- Given problem: Emit the data below verbatim, stripping out any pictures.

- Provided information:
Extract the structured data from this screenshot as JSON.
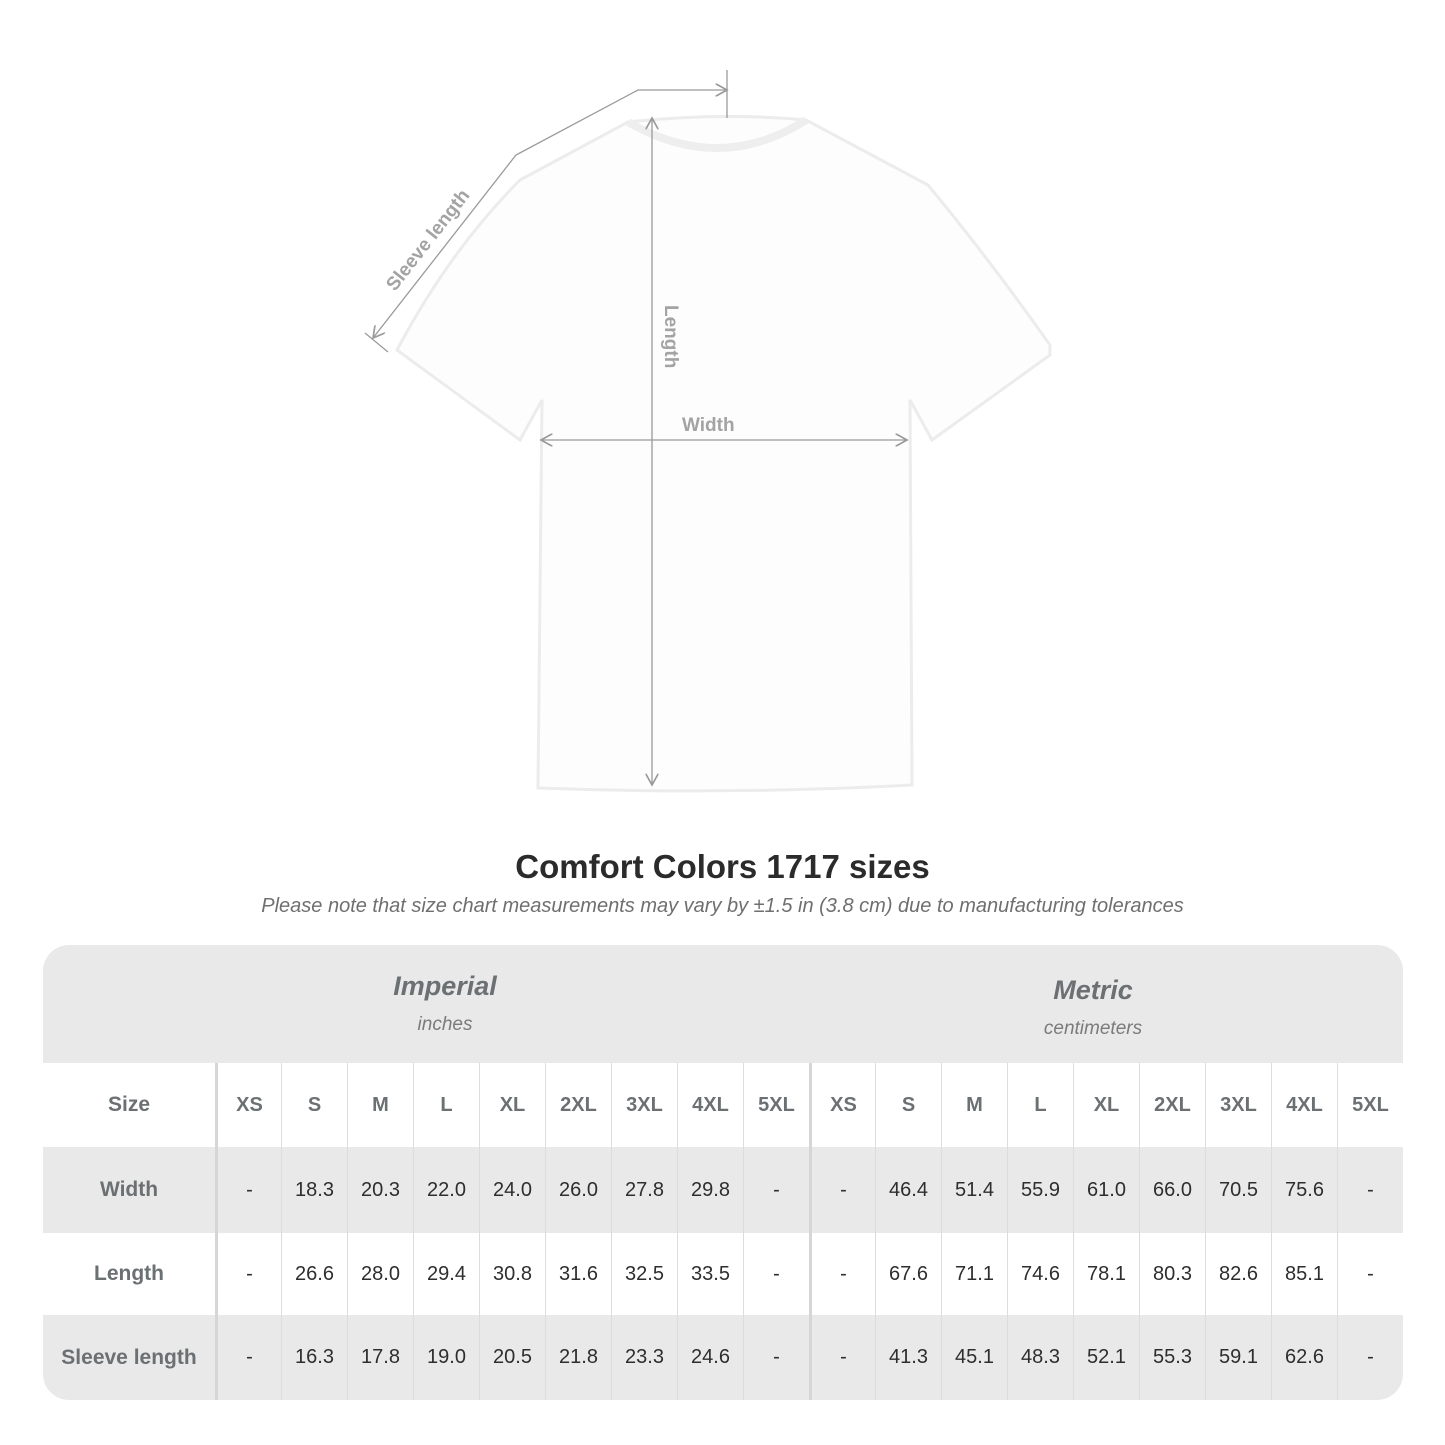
{
  "diagram": {
    "labels": {
      "sleeve": "Sleeve length",
      "length": "Length",
      "width": "Width"
    },
    "line_color": "#9a9a9a"
  },
  "title": "Comfort Colors 1717 sizes",
  "note": "Please note that size chart measurements may vary by ±1.5 in (3.8 cm) due to manufacturing tolerances",
  "table": {
    "imperial": {
      "name": "Imperial",
      "unit": "inches"
    },
    "metric": {
      "name": "Metric",
      "unit": "centimeters"
    },
    "size_label": "Size",
    "sizes": [
      "XS",
      "S",
      "M",
      "L",
      "XL",
      "2XL",
      "3XL",
      "4XL",
      "5XL"
    ],
    "rows": [
      {
        "label": "Width",
        "imperial": [
          "-",
          "18.3",
          "20.3",
          "22.0",
          "24.0",
          "26.0",
          "27.8",
          "29.8",
          "-"
        ],
        "metric": [
          "-",
          "46.4",
          "51.4",
          "55.9",
          "61.0",
          "66.0",
          "70.5",
          "75.6",
          "-"
        ]
      },
      {
        "label": "Length",
        "imperial": [
          "-",
          "26.6",
          "28.0",
          "29.4",
          "30.8",
          "31.6",
          "32.5",
          "33.5",
          "-"
        ],
        "metric": [
          "-",
          "67.6",
          "71.1",
          "74.6",
          "78.1",
          "80.3",
          "82.6",
          "85.1",
          "-"
        ]
      },
      {
        "label": "Sleeve length",
        "imperial": [
          "-",
          "16.3",
          "17.8",
          "19.0",
          "20.5",
          "21.8",
          "23.3",
          "24.6",
          "-"
        ],
        "metric": [
          "-",
          "41.3",
          "45.1",
          "48.3",
          "52.1",
          "55.3",
          "59.1",
          "62.6",
          "-"
        ]
      }
    ],
    "colors": {
      "band": "#e9e9ea",
      "label_text": "#6b7072"
    }
  }
}
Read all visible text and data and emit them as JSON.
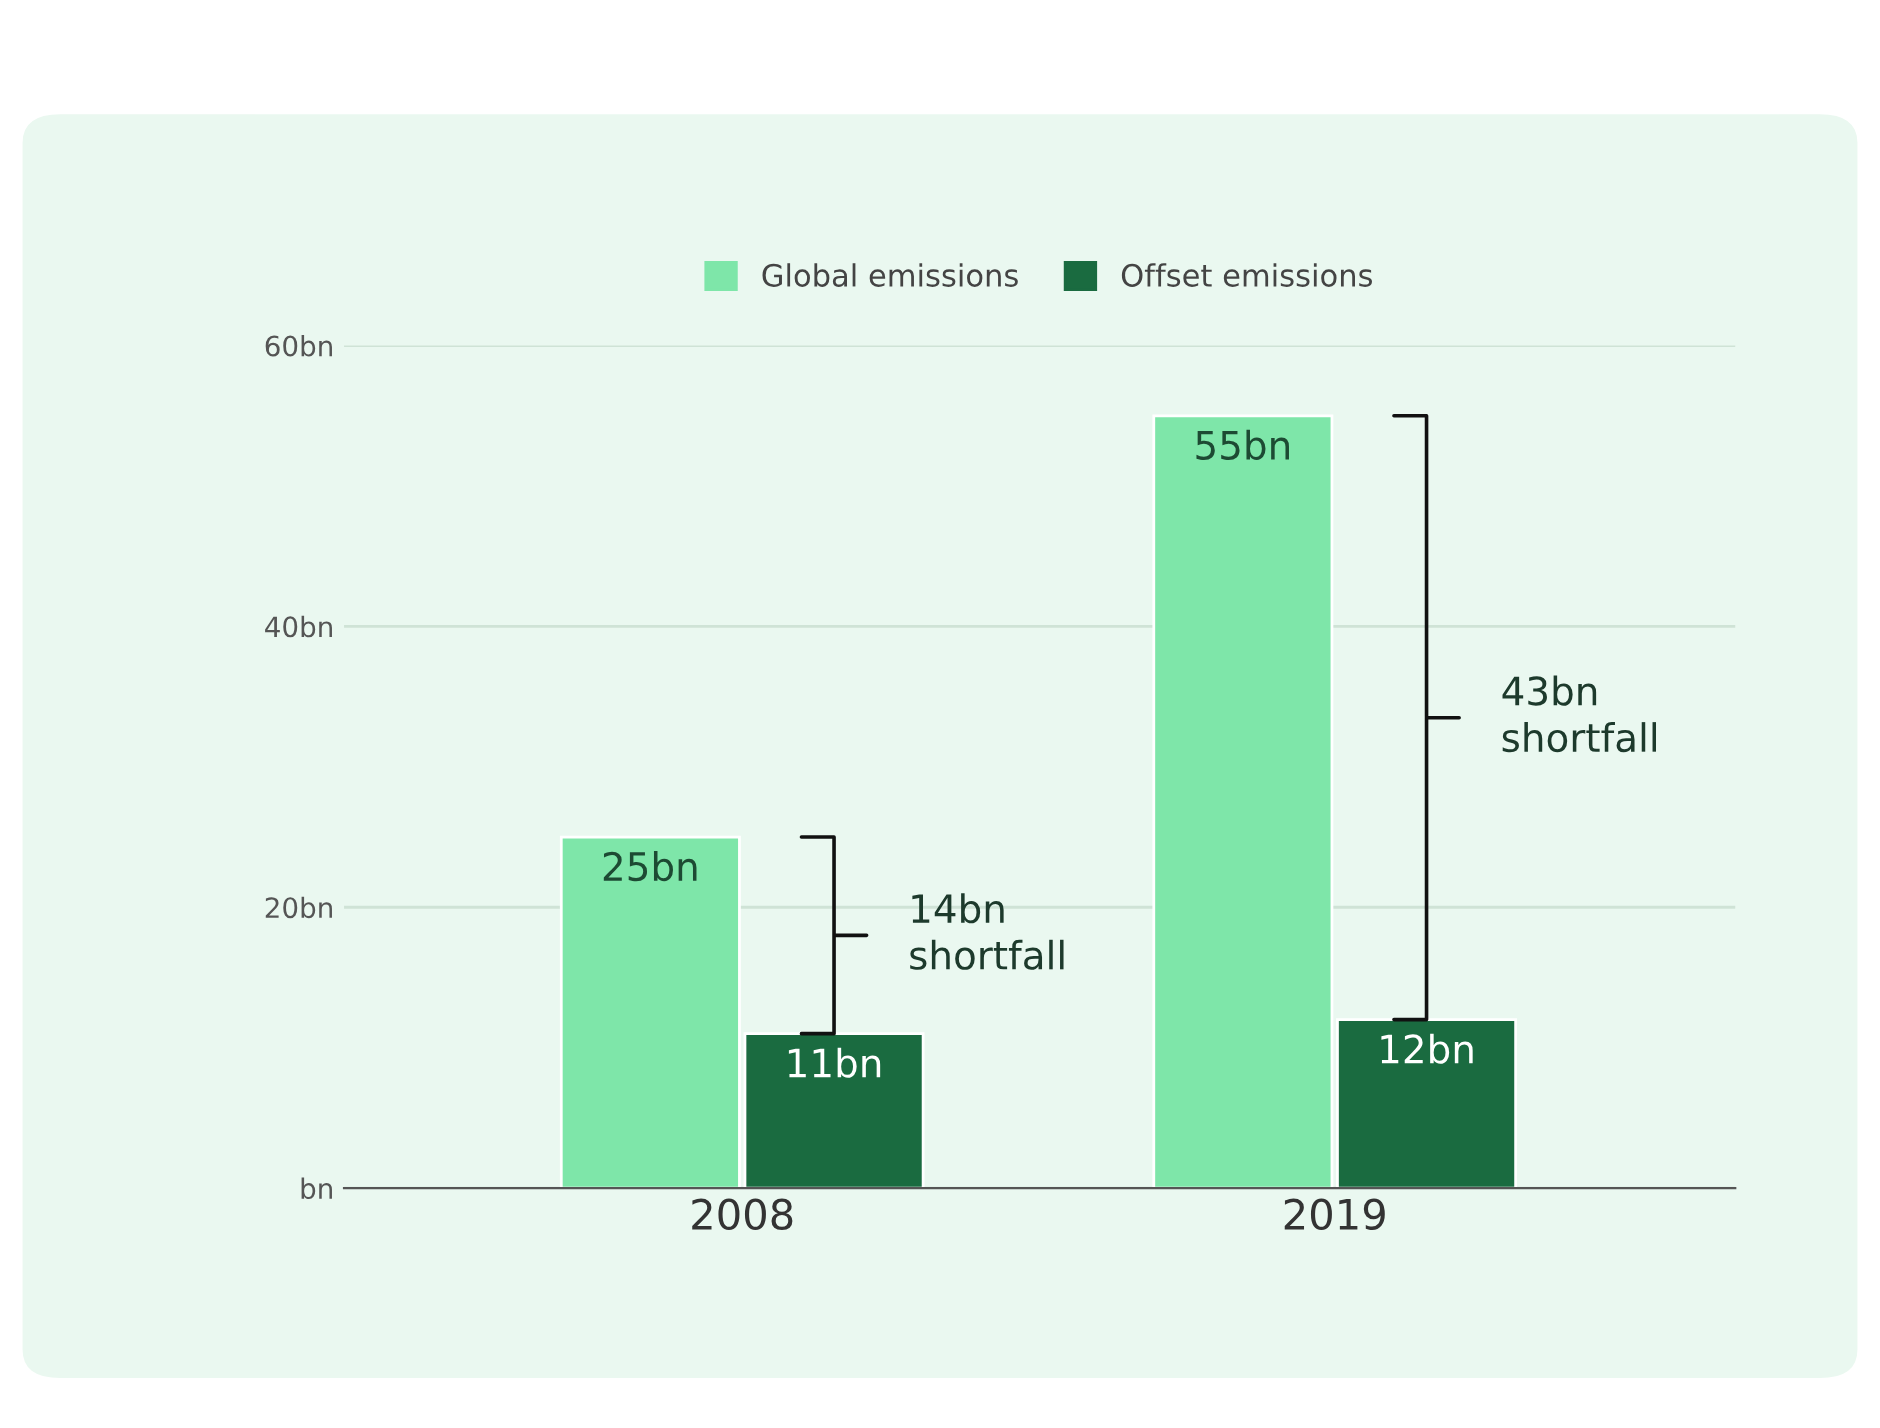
{
  "chart_data": {
    "type": "bar",
    "categories": [
      "2008",
      "2019"
    ],
    "series": [
      {
        "name": "Global emissions",
        "color": "#7ee6a9",
        "values": [
          25,
          55
        ],
        "value_labels": [
          "25bn",
          "55bn"
        ]
      },
      {
        "name": "Offset emissions",
        "color": "#1a6b40",
        "values": [
          11,
          12
        ],
        "value_labels": [
          "11bn",
          "12bn"
        ]
      }
    ],
    "ylim": [
      0,
      60
    ],
    "yticks": [
      {
        "value": 0,
        "label": "bn"
      },
      {
        "value": 20,
        "label": "20bn"
      },
      {
        "value": 40,
        "label": "40bn"
      },
      {
        "value": 60,
        "label": "60bn"
      }
    ],
    "annotations": [
      "14bn\nshortfall",
      "43bn\nshortfall"
    ],
    "grid": "y",
    "legend": "top"
  }
}
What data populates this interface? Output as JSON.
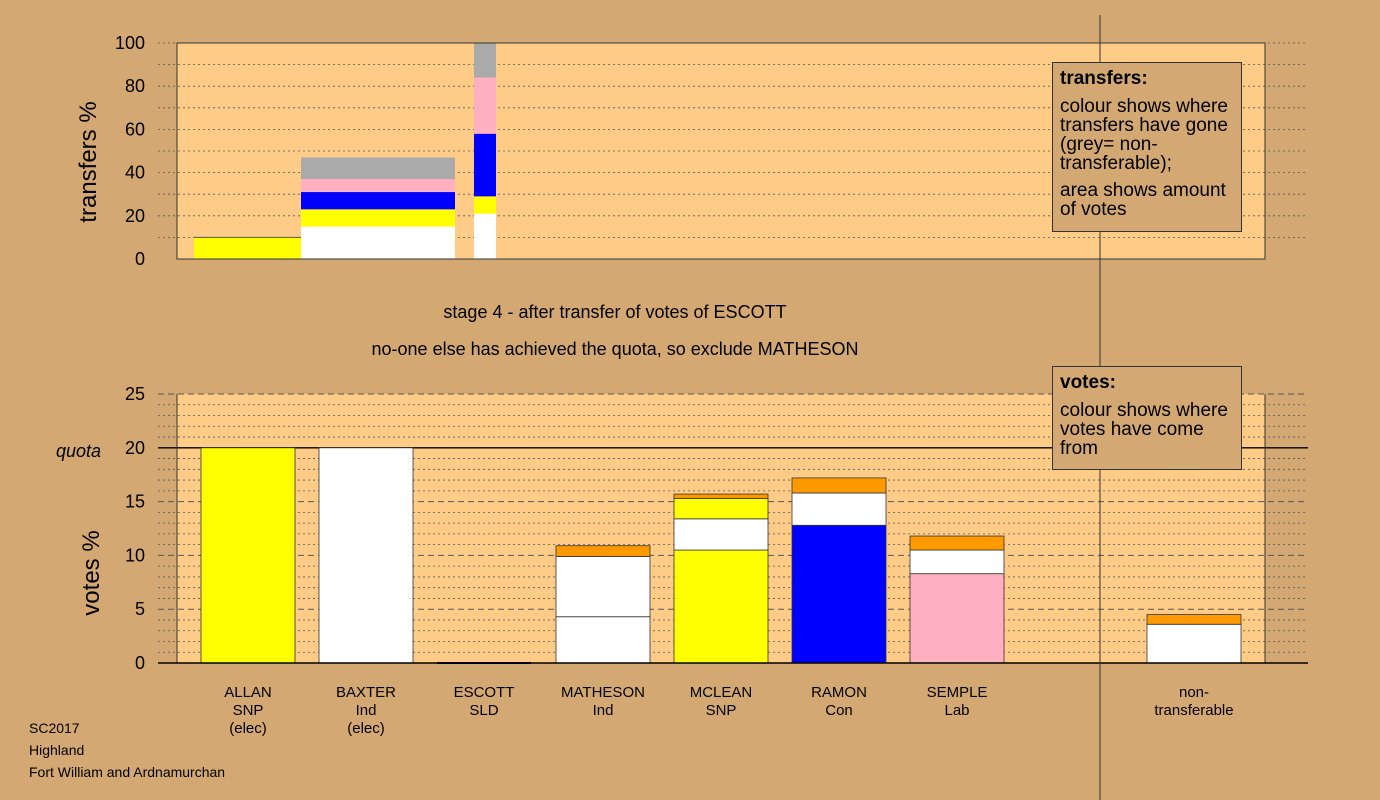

- Written solution:
Extract the structured data from this screenshot as JSON.
{
  "diagram": {
    "labels": {
      "sleeve": "Sleeve length",
      "length": "Length",
      "width": "Width"
    },
    "line_color": "#9a9a9a"
  },
  "title": "Comfort Colors 1717 sizes",
  "note": "Please note that size chart measurements may vary by ±1.5 in (3.8 cm) due to manufacturing tolerances",
  "table": {
    "imperial": {
      "name": "Imperial",
      "unit": "inches"
    },
    "metric": {
      "name": "Metric",
      "unit": "centimeters"
    },
    "size_label": "Size",
    "sizes": [
      "XS",
      "S",
      "M",
      "L",
      "XL",
      "2XL",
      "3XL",
      "4XL",
      "5XL"
    ],
    "rows": [
      {
        "label": "Width",
        "imperial": [
          "-",
          "18.3",
          "20.3",
          "22.0",
          "24.0",
          "26.0",
          "27.8",
          "29.8",
          "-"
        ],
        "metric": [
          "-",
          "46.4",
          "51.4",
          "55.9",
          "61.0",
          "66.0",
          "70.5",
          "75.6",
          "-"
        ]
      },
      {
        "label": "Length",
        "imperial": [
          "-",
          "26.6",
          "28.0",
          "29.4",
          "30.8",
          "31.6",
          "32.5",
          "33.5",
          "-"
        ],
        "metric": [
          "-",
          "67.6",
          "71.1",
          "74.6",
          "78.1",
          "80.3",
          "82.6",
          "85.1",
          "-"
        ]
      },
      {
        "label": "Sleeve length",
        "imperial": [
          "-",
          "16.3",
          "17.8",
          "19.0",
          "20.5",
          "21.8",
          "23.3",
          "24.6",
          "-"
        ],
        "metric": [
          "-",
          "41.3",
          "45.1",
          "48.3",
          "52.1",
          "55.3",
          "59.1",
          "62.6",
          "-"
        ]
      }
    ],
    "colors": {
      "band": "#e9e9ea",
      "label_text": "#6b7072"
    }
  }
}
Read all visible text and data and emit them as JSON.
{
  "chart_data": {
    "type": "bar",
    "categories": [
      "2008",
      "2019"
    ],
    "series": [
      {
        "name": "Global emissions",
        "color": "#7ee6a9",
        "values": [
          25,
          55
        ],
        "value_labels": [
          "25bn",
          "55bn"
        ]
      },
      {
        "name": "Offset emissions",
        "color": "#1a6b40",
        "values": [
          11,
          12
        ],
        "value_labels": [
          "11bn",
          "12bn"
        ]
      }
    ],
    "ylim": [
      0,
      60
    ],
    "yticks": [
      {
        "value": 0,
        "label": "bn"
      },
      {
        "value": 20,
        "label": "20bn"
      },
      {
        "value": 40,
        "label": "40bn"
      },
      {
        "value": 60,
        "label": "60bn"
      }
    ],
    "annotations": [
      "14bn\nshortfall",
      "43bn\nshortfall"
    ],
    "grid": "y",
    "legend": "top"
  }
}
What data populates this interface? Output as JSON.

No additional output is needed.